== Exercise requirements ==
Repeat word for word the line with "What's the underlying" and every line after it until the records below run out.
..........
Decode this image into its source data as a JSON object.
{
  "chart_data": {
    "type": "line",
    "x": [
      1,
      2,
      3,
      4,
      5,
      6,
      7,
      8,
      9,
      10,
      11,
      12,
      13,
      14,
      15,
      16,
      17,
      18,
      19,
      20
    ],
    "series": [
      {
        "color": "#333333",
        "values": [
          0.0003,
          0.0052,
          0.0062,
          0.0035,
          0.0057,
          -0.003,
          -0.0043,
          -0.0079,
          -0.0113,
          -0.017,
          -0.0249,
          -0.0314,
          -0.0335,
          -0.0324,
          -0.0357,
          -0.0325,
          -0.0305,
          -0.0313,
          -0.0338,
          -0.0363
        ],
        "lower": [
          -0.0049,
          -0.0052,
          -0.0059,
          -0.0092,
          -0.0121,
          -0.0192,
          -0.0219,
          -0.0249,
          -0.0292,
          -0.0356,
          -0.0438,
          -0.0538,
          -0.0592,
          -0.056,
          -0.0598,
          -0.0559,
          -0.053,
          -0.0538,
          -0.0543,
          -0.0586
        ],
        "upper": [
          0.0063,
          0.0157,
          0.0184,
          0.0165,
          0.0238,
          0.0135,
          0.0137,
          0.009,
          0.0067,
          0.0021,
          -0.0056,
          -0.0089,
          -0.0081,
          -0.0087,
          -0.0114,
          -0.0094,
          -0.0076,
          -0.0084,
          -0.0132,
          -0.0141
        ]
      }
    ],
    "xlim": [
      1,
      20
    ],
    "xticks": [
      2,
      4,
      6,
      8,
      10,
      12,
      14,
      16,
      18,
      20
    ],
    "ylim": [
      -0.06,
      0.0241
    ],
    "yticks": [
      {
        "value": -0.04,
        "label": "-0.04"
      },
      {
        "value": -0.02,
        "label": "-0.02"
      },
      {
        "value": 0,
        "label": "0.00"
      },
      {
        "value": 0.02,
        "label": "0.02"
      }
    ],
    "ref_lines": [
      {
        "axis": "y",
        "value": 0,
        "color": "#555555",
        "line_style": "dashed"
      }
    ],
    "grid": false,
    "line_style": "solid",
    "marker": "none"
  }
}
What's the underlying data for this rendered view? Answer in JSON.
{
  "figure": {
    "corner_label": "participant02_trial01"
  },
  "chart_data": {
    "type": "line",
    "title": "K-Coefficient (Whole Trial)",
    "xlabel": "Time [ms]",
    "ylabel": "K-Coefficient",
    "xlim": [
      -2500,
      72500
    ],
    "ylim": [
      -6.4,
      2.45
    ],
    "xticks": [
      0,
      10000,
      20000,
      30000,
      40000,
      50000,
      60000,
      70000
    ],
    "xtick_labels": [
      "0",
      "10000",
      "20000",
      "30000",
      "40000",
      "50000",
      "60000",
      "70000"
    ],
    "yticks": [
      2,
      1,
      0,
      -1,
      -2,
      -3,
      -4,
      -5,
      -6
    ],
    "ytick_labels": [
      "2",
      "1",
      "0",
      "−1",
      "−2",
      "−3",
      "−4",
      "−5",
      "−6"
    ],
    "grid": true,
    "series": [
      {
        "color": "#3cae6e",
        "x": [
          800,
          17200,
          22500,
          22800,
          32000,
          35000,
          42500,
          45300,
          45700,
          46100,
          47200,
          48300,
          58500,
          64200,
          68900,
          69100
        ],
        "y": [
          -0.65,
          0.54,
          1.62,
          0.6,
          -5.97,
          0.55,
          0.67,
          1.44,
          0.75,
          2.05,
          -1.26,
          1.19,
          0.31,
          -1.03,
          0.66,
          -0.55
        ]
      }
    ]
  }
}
..........
== Response ==
What's the underlying data for this rendered view? Answer in JSON.
{
  "figure": {
    "corner_label": "participant02_trial01"
  },
  "chart_data": {
    "type": "line",
    "title": "K-Coefficient (Whole Trial)",
    "xlabel": "Time [ms]",
    "ylabel": "K-Coefficient",
    "xlim": [
      -2500,
      72500
    ],
    "ylim": [
      -6.4,
      2.45
    ],
    "xticks": [
      0,
      10000,
      20000,
      30000,
      40000,
      50000,
      60000,
      70000
    ],
    "xtick_labels": [
      "0",
      "10000",
      "20000",
      "30000",
      "40000",
      "50000",
      "60000",
      "70000"
    ],
    "yticks": [
      2,
      1,
      0,
      -1,
      -2,
      -3,
      -4,
      -5,
      -6
    ],
    "ytick_labels": [
      "2",
      "1",
      "0",
      "−1",
      "−2",
      "−3",
      "−4",
      "−5",
      "−6"
    ],
    "grid": true,
    "series": [
      {
        "color": "#3cae6e",
        "x": [
          800,
          17200,
          22500,
          22800,
          32000,
          35000,
          42500,
          45300,
          45700,
          46100,
          47200,
          48300,
          58500,
          64200,
          68900,
          69100
        ],
        "y": [
          -0.65,
          0.54,
          1.62,
          0.6,
          -5.97,
          0.55,
          0.67,
          1.44,
          0.75,
          2.05,
          -1.26,
          1.19,
          0.31,
          -1.03,
          0.66,
          -0.55
        ]
      }
    ]
  }
}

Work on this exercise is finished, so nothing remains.